TASK TO CARRY OUT ▸
Copy every line of the data in which the word "title" occurs.

RAW RECORDS ▸

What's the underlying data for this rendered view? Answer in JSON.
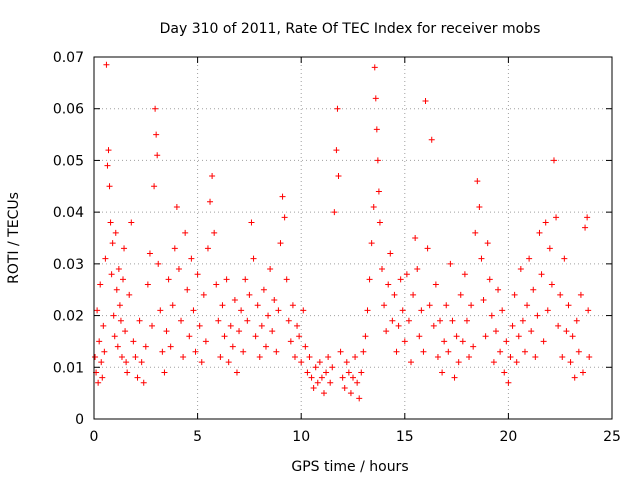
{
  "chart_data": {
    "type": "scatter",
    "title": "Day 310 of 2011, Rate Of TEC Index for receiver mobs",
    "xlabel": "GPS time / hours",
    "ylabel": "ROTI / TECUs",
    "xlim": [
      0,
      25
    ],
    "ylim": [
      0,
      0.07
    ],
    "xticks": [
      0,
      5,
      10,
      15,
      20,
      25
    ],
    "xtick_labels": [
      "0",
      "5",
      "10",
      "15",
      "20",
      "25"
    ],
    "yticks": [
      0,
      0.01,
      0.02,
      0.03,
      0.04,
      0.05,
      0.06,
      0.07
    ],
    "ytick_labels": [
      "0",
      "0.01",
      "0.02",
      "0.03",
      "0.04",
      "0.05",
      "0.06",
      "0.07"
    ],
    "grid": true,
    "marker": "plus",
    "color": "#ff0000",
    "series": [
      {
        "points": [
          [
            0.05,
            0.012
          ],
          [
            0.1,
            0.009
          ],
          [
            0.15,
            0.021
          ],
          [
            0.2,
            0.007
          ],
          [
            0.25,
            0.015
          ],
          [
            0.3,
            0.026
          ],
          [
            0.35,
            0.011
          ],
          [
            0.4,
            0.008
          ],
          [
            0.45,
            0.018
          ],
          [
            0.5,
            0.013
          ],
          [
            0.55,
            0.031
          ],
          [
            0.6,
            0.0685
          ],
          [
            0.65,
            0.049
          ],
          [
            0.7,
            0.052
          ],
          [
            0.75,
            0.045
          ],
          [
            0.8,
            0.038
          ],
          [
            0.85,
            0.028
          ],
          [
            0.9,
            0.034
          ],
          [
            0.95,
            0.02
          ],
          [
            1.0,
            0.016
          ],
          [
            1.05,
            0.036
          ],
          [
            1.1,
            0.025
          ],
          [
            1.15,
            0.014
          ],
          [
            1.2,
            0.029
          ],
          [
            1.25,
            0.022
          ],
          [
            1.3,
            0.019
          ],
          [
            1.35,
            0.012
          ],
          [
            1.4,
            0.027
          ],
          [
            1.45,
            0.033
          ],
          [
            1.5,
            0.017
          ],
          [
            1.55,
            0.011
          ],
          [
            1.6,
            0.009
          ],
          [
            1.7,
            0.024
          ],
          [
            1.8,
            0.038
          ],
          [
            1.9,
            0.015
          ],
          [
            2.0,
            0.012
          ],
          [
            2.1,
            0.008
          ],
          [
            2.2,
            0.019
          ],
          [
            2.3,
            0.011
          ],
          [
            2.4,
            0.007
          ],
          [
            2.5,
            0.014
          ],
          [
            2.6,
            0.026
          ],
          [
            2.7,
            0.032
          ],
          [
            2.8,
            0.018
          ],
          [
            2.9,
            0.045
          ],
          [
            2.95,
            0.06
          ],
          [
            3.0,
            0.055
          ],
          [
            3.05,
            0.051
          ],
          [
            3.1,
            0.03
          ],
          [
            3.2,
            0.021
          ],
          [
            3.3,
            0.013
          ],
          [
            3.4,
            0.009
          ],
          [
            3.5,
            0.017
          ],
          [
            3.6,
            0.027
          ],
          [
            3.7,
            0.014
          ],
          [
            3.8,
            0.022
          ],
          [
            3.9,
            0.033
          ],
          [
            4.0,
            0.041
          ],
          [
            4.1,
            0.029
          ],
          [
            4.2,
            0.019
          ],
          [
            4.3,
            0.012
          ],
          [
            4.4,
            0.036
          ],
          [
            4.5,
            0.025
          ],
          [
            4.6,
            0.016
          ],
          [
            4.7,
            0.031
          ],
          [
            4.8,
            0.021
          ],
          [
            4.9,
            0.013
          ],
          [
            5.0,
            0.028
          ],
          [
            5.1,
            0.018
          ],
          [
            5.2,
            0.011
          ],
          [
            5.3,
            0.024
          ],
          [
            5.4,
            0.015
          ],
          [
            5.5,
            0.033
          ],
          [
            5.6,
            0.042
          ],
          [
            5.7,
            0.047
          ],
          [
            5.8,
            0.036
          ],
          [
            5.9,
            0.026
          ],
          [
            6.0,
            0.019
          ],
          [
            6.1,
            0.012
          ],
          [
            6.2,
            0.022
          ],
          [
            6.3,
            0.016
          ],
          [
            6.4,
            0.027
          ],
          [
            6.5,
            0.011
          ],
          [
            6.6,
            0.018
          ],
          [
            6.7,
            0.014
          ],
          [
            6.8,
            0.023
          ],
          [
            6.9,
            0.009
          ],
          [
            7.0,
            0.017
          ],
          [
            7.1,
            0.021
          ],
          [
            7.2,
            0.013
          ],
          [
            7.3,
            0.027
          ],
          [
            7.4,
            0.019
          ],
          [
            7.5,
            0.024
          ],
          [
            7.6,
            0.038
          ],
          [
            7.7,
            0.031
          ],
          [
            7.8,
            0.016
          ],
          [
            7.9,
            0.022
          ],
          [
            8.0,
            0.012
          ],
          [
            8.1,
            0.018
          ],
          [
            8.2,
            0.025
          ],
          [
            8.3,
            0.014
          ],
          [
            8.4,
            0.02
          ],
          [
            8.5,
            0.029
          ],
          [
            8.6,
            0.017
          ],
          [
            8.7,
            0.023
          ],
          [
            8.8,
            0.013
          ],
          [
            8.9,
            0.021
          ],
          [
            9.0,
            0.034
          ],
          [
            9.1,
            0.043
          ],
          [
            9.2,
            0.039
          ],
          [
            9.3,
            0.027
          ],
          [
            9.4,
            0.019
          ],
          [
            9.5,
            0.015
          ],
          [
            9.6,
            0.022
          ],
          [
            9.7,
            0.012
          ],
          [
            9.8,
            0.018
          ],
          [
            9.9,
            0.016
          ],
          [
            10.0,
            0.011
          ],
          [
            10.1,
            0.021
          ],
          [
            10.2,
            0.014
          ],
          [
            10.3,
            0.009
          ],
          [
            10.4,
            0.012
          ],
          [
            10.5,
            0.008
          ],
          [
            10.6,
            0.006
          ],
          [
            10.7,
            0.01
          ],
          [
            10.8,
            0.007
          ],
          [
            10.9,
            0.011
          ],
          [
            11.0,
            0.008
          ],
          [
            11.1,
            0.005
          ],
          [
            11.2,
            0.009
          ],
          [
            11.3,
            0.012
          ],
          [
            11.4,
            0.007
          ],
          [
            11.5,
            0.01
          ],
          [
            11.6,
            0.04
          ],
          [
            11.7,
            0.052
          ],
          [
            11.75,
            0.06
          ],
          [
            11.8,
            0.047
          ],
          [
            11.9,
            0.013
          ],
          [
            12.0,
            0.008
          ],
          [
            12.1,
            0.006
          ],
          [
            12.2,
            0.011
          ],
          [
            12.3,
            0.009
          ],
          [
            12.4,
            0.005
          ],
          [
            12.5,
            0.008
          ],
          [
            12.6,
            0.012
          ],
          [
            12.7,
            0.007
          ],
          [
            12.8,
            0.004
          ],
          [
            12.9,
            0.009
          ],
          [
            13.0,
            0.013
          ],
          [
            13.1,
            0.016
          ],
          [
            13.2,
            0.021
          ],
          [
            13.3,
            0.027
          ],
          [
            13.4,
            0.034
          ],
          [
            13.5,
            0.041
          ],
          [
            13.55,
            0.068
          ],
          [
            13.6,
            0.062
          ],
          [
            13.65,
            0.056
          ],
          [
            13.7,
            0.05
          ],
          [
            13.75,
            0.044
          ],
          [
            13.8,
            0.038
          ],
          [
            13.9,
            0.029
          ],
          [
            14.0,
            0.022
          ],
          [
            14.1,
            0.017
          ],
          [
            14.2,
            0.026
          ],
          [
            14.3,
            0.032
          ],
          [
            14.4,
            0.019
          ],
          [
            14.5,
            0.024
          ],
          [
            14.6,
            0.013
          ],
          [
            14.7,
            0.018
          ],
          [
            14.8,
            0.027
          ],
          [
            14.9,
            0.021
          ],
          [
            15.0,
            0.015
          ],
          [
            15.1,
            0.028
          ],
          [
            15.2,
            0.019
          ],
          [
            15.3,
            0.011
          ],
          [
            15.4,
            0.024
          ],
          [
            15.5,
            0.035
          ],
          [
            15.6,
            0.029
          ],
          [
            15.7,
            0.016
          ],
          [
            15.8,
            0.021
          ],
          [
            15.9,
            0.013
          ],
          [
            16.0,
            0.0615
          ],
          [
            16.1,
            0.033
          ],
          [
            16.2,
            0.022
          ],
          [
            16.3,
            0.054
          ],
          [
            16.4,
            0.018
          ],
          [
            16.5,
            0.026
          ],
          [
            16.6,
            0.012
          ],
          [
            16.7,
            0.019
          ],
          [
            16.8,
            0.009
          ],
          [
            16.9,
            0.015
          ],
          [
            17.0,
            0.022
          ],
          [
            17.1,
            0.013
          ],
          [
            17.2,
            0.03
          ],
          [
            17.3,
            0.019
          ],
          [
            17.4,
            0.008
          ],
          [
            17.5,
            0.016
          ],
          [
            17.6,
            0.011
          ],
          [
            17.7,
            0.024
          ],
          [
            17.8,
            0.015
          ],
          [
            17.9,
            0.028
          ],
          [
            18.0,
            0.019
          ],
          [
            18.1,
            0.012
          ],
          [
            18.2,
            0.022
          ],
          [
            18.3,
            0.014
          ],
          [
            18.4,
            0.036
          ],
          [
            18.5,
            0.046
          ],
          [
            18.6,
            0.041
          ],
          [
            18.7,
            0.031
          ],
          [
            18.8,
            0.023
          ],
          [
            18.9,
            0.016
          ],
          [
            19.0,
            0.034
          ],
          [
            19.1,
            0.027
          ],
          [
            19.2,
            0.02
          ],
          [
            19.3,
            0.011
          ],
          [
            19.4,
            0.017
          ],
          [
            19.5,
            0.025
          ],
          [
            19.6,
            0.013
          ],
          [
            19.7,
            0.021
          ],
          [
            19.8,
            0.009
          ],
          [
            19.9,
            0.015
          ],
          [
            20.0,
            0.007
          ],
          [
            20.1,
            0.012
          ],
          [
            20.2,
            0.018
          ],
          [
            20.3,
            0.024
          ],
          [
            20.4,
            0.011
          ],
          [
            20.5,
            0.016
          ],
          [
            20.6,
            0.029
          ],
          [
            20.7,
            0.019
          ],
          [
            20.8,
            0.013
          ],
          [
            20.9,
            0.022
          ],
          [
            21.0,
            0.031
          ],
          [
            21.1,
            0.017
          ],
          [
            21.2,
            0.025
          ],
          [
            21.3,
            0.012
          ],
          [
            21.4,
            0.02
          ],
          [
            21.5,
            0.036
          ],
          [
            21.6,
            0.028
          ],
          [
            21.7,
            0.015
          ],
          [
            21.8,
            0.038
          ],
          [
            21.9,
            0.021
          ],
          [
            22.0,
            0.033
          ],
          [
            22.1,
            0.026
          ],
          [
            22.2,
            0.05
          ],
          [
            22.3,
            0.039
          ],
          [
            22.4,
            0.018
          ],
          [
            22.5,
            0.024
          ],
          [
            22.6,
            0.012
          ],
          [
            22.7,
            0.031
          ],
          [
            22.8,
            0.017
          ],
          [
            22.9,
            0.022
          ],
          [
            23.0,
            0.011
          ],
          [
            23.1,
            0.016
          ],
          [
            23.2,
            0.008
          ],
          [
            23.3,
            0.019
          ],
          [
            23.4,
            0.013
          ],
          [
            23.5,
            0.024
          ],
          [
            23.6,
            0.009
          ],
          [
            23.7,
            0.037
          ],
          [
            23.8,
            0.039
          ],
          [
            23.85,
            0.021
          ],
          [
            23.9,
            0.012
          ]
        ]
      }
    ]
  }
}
---
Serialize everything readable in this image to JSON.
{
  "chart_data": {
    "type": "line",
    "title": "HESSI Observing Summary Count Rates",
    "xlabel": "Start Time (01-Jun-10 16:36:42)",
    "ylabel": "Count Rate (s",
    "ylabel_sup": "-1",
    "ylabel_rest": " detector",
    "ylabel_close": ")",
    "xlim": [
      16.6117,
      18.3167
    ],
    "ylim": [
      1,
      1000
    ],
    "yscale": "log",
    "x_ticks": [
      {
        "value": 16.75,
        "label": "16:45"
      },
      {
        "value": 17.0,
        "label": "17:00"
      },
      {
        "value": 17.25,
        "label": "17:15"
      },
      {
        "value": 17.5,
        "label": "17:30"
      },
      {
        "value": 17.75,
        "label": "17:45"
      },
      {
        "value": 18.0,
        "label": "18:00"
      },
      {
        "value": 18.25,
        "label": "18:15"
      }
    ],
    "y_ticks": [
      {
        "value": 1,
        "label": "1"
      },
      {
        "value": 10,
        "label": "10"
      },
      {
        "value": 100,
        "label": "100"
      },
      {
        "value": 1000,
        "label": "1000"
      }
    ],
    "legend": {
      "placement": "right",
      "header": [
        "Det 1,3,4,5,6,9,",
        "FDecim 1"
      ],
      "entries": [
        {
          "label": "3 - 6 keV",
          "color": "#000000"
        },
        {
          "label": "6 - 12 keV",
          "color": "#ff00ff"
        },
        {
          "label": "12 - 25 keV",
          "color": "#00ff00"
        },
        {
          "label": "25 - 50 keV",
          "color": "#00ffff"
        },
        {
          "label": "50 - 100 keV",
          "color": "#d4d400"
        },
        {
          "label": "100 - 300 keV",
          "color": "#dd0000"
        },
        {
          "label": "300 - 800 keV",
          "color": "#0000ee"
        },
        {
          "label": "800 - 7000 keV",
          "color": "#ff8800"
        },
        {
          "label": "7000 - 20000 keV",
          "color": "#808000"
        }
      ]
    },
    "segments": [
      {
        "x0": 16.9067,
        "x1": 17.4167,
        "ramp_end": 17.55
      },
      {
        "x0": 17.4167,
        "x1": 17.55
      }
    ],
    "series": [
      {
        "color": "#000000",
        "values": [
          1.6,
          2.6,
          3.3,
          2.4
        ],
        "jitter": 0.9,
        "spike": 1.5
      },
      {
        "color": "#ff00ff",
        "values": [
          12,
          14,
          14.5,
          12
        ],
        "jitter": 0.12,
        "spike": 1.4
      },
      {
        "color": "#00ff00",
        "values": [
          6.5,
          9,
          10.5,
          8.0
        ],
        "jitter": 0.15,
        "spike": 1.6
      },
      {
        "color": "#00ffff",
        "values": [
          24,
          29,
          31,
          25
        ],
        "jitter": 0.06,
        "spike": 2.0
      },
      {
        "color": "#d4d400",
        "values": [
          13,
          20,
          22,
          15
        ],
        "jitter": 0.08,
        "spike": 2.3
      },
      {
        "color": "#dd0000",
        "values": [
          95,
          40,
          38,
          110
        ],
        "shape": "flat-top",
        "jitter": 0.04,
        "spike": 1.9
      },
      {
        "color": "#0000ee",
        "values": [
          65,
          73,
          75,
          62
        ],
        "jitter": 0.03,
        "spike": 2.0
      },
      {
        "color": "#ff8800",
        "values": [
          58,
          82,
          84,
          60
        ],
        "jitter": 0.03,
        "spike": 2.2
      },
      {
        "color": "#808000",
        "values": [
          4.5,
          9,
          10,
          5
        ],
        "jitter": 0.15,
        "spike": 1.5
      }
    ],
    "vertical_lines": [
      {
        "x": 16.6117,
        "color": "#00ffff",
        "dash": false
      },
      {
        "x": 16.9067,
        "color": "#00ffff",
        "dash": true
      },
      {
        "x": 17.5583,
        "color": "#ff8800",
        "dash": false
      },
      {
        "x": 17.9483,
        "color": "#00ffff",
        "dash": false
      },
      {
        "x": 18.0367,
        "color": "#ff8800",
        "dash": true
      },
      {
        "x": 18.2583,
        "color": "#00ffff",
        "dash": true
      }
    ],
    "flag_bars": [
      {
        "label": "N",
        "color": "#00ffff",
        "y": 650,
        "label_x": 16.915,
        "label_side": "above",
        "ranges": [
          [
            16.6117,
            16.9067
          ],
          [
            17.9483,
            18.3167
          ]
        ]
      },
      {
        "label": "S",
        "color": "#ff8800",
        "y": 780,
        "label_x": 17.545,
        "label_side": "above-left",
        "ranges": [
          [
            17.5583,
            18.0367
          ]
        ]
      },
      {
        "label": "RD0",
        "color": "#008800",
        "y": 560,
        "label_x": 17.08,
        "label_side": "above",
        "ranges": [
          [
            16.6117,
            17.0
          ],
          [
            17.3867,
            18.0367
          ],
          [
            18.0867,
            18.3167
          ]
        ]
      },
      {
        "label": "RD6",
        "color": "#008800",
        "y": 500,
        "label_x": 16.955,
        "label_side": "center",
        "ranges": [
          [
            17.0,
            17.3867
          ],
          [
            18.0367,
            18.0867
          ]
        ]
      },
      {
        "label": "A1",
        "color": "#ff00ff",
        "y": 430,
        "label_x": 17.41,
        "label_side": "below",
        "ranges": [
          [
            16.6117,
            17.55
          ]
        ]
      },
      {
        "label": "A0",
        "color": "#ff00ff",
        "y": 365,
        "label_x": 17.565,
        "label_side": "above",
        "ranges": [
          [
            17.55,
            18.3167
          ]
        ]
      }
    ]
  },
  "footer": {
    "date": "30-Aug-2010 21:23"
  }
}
...
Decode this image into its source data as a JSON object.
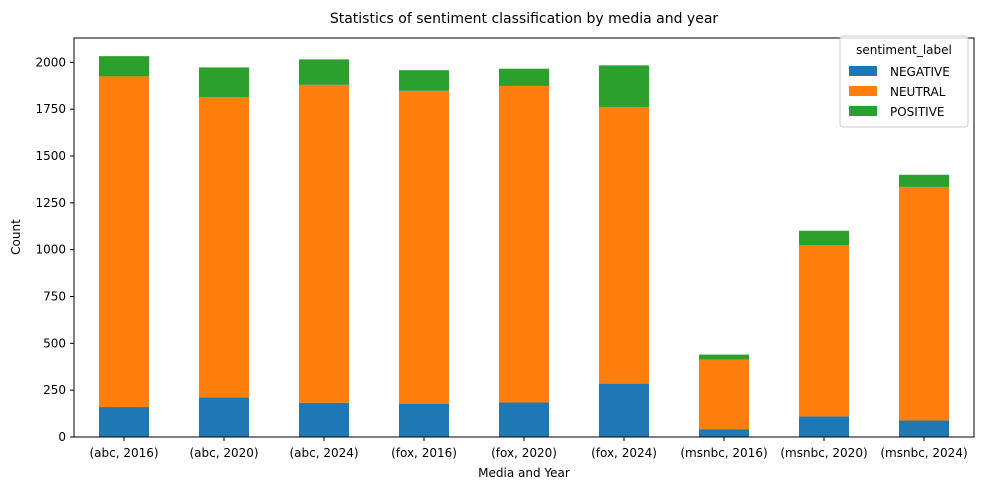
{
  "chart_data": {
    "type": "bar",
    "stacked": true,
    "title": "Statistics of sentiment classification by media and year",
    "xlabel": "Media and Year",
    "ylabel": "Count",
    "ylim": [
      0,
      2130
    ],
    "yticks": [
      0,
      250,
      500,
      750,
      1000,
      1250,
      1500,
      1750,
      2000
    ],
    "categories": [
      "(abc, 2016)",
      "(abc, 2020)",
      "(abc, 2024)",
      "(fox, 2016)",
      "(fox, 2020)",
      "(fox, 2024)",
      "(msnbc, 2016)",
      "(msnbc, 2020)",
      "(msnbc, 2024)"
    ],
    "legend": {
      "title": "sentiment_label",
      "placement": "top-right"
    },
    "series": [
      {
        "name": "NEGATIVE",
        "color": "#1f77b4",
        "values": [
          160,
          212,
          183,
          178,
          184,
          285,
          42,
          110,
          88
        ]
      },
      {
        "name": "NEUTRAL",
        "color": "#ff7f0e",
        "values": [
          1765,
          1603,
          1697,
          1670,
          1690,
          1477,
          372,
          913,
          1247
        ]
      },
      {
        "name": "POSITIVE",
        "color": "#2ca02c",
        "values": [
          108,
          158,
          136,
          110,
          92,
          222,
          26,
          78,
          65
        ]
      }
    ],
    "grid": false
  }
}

REPLY ▸
    "title": "Day 310 of 2011, Rate Of TEC Index for receiver mobs",
    "title": "HESSI Observing Summary Count Rates",
    "title": "Statistics of sentiment classification by media and year",
      "title": "sentiment_label",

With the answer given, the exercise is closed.